Work required: Count every line that holds the string "JSON", and report the number alone.

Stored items
===

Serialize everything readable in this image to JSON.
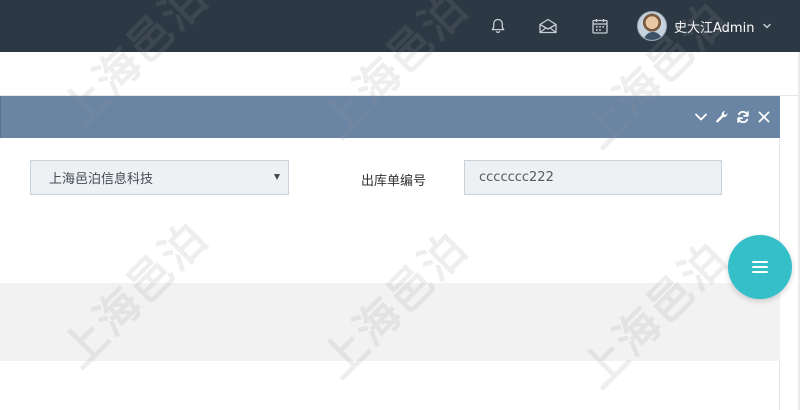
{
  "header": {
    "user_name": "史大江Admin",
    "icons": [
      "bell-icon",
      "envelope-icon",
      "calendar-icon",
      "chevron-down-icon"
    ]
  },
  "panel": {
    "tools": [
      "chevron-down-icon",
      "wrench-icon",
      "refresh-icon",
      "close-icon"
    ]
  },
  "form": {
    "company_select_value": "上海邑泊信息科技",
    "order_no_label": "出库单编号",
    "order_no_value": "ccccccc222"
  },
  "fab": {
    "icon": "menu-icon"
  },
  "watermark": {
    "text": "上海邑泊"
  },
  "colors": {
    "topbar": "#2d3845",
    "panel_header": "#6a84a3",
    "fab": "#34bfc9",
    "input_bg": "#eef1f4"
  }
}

===

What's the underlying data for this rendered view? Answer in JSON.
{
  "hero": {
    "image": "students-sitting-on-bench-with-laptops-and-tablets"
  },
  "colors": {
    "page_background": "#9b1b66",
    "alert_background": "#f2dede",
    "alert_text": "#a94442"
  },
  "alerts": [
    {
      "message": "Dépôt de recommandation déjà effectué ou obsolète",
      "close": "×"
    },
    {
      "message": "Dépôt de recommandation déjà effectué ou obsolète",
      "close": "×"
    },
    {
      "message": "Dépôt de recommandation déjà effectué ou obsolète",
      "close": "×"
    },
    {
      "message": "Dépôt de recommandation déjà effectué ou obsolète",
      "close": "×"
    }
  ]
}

===

The answer: 2